THE PROBLEM> Copy every line in the records below that contains the word "this".

ENTRIES SHOWN>

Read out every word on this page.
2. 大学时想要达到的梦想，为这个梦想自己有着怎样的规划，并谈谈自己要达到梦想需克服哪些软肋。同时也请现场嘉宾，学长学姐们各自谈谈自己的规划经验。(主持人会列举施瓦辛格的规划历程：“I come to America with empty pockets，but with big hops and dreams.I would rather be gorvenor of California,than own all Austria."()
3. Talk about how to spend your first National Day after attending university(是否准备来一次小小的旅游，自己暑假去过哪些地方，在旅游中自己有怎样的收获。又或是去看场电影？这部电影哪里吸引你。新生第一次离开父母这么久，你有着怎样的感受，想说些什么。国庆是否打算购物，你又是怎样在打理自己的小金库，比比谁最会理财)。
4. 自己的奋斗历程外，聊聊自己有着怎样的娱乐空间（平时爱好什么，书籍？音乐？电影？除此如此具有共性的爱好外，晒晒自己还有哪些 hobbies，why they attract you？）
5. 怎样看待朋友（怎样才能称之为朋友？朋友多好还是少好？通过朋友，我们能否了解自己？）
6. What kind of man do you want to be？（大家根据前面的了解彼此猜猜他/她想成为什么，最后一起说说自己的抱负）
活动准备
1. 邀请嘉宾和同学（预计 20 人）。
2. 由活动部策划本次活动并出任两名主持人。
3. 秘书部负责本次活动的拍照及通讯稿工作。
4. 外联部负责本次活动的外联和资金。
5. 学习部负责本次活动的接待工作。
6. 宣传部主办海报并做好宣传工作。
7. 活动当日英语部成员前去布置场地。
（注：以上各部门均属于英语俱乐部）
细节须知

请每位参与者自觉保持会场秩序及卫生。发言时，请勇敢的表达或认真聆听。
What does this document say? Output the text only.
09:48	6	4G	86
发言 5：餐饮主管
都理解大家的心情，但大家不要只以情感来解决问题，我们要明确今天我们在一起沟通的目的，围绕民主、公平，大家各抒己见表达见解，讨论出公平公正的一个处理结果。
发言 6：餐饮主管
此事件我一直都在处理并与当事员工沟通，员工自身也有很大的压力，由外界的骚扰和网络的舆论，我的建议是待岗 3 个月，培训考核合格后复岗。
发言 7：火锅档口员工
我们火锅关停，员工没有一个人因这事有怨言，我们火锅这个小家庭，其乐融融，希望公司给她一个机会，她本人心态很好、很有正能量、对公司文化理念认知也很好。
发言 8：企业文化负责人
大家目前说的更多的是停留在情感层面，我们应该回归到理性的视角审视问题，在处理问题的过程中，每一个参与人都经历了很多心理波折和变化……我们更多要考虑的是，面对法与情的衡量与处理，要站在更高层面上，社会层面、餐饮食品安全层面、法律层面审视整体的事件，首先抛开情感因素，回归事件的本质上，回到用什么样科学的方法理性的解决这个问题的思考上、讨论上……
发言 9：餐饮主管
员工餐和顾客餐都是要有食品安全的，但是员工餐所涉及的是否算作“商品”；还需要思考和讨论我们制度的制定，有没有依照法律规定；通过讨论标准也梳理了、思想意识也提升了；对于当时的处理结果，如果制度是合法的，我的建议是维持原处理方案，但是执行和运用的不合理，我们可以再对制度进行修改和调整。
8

FINISHED ANSWER>
Read out every word on this page.
What does this document say? Output the text only.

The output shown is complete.